Information supplied =
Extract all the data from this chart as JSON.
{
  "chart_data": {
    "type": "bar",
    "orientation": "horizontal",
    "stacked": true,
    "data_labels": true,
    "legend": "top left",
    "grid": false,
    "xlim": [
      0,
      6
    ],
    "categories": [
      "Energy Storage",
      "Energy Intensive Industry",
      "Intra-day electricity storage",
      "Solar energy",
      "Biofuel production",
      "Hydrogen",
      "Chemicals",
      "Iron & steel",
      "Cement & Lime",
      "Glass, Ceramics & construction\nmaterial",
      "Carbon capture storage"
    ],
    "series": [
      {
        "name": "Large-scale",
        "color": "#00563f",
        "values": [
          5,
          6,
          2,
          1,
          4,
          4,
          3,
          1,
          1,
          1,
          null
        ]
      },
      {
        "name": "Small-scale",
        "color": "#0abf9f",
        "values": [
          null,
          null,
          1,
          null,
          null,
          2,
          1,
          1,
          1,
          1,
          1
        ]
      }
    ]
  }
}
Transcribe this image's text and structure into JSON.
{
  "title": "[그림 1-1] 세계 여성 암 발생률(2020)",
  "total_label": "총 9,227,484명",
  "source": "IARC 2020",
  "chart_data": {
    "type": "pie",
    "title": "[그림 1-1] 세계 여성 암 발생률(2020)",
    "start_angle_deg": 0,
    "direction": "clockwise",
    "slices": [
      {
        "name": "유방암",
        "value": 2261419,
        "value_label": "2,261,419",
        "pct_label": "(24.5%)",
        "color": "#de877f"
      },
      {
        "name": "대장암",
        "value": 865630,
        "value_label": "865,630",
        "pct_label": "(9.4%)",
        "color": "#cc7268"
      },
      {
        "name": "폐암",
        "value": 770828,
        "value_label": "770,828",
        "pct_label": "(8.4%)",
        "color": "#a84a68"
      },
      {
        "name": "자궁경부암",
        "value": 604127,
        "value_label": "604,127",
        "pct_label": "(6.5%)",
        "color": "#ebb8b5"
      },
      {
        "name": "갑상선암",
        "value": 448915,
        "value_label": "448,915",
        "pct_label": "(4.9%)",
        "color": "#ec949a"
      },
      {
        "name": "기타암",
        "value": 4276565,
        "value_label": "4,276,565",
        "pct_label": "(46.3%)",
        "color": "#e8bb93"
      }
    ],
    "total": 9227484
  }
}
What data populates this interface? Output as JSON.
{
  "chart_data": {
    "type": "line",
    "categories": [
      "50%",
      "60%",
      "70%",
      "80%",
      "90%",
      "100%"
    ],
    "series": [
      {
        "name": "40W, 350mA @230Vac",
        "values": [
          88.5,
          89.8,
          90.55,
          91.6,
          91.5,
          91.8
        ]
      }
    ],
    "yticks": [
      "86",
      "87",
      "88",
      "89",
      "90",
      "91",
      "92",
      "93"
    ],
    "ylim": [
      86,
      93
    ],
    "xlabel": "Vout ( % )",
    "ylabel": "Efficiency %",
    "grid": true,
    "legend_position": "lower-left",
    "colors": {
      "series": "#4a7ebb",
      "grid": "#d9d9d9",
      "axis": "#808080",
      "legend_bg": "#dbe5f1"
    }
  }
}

Given problem = Pick out, from the lines above, every one that contains the string "this".

Reply to the task =
Extract all the data from this chart as JSON.
Transcribe this image's text and structure into JSON.
What data populates this interface? Output as JSON.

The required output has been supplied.